Studio album by Helene Fischer
- Released: 13 November 2015
- Recorded: 2015
- Genre: Christmas; pop;
- Label: Polydor
- Producer: Alex Christensen

Helene Fischer chronology
| Farbenspiel (2013) | Weihnachten (2015) | Helene Fischer (2017) |

Singles from Weihnachten
- "Fröhliche Weihnacht überall" Released: 13 November 2015; "Rudolph the Red-Nosed Reindeer" Released: 13 November 2015; "The Power of Love" Released: 7 December 2015;

= Weihnachten (album) =

Weihnachten (Christmas) is the seventh studio album by German singer Helene Fischer. It was released on 13 November 2015 by Polydor. The album was supported by the Royal Philharmonic Orchestra.

Extracted entries
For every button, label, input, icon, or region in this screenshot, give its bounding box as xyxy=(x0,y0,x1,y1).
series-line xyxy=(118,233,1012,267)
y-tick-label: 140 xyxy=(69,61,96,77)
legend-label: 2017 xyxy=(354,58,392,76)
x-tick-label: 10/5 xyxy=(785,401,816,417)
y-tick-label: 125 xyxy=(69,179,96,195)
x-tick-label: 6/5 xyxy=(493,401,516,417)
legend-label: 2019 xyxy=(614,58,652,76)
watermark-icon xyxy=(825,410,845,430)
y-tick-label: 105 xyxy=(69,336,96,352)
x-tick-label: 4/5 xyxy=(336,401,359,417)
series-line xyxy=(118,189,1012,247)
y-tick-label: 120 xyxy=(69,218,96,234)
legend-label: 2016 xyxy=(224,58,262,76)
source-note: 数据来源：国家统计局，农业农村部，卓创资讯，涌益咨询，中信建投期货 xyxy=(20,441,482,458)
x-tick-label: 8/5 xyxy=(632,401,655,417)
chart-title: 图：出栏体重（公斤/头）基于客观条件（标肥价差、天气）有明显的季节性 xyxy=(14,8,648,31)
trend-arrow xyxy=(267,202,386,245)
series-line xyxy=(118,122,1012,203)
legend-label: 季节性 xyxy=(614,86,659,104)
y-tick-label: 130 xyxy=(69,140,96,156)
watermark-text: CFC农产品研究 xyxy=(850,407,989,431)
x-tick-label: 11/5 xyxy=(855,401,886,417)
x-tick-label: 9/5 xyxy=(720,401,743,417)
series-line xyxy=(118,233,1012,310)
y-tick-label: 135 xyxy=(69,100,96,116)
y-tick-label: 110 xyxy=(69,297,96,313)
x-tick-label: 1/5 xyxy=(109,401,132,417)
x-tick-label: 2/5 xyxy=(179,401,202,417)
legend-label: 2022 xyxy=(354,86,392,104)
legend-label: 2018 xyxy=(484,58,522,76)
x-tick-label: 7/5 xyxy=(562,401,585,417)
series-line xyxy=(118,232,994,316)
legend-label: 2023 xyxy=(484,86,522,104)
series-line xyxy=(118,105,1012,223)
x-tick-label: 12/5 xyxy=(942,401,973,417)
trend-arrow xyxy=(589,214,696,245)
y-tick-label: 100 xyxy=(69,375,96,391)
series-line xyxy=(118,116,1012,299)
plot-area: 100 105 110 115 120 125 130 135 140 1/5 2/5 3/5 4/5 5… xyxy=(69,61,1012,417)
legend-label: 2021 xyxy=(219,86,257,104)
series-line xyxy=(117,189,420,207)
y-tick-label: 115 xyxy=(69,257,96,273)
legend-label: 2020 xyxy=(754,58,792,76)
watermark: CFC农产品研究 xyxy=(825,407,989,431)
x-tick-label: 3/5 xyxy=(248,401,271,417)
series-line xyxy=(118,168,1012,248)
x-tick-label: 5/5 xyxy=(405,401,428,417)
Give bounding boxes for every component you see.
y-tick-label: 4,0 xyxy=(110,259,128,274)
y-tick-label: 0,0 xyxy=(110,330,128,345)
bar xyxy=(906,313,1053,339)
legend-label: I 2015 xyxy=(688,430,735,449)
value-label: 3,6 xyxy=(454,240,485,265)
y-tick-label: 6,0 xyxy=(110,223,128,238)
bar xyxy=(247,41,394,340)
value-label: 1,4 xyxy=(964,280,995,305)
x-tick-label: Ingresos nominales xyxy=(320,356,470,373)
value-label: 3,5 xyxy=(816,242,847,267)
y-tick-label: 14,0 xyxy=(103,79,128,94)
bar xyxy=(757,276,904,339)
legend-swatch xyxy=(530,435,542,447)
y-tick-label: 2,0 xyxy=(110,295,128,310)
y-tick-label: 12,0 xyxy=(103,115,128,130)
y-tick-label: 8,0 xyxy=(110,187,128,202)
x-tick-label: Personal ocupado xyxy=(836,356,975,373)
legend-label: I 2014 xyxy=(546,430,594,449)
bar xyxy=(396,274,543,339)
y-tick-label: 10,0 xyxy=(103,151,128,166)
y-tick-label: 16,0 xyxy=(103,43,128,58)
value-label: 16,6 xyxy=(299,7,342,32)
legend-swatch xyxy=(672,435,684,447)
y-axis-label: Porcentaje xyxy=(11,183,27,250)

Apply what you read
1/ Summarize the album entry in two sentences.
2/ Please decide whether each statement agrees with the album entry, answering yes or no and quoting the deciding words.
(a) The album was released by Polydor.
(b) "The Power of Love" was released on the same day as the album.
(c) Weihnachten is Helene Fischer's eighth studio album.
3/ Answer these questions from the album entry.
(a) Who produced the album?
(b) Which orchestra supported the album?
(c) What does the title Weihnachten mean in English?
The items come from a separate source and are not connected to the album entry.

Answer list
1/ Weihnachten is the seventh studio album by German singer Helene Fischer, released on 13 November 2015 by Polydor and produced by Alex Christensen. The Royal Philharmonic Orchestra supported the album.

2/
(a) Yes: "It was released on 13 November 2015 by Polydor."
(b) No: "The Power of Love" Released: 7 December 2015"
(c) No: "is the seventh studio album by German singer Helene Fischer"

3/
(a) Alex Christensen
(b) The Royal Philharmonic Orchestra
(c) Christmas